Go through the entries and say how many lines contain the string "especially". The number is the whole answer.

Saved entries:
— START —
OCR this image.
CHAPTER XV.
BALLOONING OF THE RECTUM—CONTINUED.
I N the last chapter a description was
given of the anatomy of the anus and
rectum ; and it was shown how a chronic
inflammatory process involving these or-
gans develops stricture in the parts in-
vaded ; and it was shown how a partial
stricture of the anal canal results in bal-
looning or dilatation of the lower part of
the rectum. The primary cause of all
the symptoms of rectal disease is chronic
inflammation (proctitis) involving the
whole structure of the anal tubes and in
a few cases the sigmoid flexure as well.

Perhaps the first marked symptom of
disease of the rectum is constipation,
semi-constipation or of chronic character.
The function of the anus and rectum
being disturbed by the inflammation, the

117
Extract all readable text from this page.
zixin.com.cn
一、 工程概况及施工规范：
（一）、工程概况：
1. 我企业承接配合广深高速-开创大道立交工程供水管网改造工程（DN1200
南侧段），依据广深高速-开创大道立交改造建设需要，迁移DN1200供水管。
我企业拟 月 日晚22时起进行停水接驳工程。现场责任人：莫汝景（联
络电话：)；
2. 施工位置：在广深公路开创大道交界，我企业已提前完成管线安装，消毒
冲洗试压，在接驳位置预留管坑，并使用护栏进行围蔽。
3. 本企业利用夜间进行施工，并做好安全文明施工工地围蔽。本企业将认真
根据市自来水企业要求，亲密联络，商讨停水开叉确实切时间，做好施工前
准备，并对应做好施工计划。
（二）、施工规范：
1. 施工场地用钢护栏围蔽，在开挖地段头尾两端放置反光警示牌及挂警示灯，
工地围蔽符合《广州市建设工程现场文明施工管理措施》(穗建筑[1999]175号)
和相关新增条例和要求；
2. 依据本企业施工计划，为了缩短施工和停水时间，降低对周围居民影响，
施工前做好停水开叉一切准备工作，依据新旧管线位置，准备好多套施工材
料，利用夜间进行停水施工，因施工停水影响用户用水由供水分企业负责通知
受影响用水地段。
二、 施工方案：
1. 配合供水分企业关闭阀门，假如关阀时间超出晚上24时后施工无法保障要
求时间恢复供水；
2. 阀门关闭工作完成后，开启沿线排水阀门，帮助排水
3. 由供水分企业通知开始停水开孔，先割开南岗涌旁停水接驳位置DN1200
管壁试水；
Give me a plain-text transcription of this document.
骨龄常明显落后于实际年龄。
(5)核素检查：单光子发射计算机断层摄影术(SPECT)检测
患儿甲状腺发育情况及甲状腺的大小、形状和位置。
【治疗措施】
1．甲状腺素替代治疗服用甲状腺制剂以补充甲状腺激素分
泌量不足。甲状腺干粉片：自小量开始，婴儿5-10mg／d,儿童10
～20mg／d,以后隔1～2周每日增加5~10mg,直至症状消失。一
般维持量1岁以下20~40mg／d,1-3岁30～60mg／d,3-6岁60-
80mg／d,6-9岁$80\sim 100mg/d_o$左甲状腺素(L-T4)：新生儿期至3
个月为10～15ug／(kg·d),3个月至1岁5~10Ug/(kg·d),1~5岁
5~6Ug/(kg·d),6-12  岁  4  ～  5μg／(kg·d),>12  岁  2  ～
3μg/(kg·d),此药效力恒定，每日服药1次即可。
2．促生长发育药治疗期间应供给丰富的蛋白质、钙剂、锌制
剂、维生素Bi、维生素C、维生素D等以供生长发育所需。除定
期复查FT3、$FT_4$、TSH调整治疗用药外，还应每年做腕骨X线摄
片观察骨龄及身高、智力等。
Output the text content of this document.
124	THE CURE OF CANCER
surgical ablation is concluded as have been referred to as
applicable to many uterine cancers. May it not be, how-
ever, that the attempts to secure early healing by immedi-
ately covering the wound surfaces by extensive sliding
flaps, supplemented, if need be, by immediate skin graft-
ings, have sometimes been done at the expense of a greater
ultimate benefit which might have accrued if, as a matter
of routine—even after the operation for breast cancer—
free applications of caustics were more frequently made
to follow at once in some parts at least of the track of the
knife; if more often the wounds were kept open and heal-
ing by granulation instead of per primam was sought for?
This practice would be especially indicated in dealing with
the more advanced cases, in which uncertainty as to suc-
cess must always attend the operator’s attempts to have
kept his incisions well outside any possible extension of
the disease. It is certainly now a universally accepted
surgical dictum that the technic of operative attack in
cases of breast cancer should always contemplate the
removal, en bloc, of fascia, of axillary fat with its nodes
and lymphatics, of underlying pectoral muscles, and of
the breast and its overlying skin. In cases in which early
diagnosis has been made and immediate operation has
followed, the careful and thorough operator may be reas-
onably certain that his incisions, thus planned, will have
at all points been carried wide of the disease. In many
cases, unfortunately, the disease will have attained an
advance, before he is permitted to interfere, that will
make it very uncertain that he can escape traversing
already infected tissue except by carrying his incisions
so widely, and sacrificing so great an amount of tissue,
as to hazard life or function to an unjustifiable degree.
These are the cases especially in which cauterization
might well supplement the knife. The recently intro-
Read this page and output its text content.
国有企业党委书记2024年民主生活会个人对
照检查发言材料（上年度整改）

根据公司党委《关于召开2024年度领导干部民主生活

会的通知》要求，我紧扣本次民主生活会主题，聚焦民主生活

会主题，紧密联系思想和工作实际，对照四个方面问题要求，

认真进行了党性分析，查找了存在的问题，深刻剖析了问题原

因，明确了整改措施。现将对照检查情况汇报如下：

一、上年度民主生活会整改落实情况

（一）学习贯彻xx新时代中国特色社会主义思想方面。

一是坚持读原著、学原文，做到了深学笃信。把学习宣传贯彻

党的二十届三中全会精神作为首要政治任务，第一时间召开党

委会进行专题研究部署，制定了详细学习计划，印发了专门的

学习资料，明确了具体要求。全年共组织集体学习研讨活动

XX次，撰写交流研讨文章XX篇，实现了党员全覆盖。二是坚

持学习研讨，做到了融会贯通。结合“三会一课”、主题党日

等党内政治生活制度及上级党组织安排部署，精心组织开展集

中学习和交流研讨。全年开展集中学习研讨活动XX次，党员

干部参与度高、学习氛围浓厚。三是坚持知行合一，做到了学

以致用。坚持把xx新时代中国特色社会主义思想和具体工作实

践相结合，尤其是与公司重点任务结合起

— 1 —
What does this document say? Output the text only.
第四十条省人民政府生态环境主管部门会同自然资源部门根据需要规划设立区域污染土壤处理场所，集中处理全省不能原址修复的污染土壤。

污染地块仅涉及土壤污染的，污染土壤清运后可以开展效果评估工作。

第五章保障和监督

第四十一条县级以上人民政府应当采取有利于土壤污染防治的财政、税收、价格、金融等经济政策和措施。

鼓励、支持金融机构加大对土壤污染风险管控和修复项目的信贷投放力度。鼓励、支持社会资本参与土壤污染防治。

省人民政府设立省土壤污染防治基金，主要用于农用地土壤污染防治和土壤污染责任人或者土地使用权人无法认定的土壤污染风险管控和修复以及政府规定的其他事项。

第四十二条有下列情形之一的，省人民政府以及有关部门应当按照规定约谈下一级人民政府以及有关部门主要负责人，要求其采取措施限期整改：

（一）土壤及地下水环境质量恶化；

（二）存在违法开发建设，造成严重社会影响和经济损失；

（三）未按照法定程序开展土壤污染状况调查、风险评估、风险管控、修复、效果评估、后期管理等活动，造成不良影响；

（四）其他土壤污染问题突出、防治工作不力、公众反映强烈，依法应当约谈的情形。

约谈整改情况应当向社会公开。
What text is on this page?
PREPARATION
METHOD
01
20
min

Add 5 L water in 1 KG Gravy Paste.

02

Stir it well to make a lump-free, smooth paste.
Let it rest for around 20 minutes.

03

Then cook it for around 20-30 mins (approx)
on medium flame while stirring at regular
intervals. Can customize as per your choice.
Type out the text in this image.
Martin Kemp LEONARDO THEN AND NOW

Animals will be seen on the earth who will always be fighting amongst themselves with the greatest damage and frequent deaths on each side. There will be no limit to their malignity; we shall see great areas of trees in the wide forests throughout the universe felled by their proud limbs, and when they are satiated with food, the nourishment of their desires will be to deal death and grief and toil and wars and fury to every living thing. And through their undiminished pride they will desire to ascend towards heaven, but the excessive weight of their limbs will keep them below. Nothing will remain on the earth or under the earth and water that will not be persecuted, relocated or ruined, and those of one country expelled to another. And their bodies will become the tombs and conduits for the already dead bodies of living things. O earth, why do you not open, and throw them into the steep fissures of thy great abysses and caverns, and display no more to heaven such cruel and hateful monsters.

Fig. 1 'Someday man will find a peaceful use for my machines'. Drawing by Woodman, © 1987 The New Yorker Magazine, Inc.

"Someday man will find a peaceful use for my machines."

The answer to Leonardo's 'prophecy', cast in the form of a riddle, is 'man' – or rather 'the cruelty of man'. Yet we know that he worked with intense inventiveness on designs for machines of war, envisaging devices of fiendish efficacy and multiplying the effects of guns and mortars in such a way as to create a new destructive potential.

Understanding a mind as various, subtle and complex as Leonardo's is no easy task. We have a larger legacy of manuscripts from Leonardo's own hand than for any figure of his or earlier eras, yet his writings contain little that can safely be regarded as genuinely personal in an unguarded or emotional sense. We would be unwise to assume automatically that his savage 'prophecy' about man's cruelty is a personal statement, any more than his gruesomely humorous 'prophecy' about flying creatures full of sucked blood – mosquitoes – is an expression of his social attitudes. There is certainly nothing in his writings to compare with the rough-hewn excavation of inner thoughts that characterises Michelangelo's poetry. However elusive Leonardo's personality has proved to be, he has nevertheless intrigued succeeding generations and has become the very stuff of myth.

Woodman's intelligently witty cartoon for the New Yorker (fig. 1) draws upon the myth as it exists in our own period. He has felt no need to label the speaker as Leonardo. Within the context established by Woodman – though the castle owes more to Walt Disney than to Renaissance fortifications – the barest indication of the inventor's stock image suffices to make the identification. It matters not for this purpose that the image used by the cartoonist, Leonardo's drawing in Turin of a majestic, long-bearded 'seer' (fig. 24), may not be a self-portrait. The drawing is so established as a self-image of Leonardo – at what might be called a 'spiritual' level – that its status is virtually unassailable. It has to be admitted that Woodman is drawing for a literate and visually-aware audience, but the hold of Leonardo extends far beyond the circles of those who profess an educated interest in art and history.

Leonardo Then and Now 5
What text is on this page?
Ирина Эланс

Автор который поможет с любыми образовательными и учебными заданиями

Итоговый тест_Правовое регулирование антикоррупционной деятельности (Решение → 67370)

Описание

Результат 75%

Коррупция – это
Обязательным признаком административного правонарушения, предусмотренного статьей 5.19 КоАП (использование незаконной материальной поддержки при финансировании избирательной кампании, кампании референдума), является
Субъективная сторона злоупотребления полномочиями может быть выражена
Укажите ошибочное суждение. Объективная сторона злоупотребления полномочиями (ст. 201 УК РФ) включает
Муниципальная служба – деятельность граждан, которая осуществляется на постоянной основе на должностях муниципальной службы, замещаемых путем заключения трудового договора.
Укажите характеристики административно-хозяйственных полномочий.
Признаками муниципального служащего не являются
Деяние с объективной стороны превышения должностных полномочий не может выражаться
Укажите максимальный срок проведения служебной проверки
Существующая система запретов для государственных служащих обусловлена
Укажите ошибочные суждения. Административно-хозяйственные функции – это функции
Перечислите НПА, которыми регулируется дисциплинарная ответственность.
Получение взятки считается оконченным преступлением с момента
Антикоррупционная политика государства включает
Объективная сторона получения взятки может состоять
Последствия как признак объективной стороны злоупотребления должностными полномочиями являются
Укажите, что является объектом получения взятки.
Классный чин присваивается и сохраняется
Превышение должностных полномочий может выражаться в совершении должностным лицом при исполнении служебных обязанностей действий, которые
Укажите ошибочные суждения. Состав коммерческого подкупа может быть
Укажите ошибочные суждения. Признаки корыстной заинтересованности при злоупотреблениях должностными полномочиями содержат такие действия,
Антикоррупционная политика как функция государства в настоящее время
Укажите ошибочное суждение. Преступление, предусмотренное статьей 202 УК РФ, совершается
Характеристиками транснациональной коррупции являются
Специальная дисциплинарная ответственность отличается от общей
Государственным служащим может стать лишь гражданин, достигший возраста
— END —
▸ Task answer
2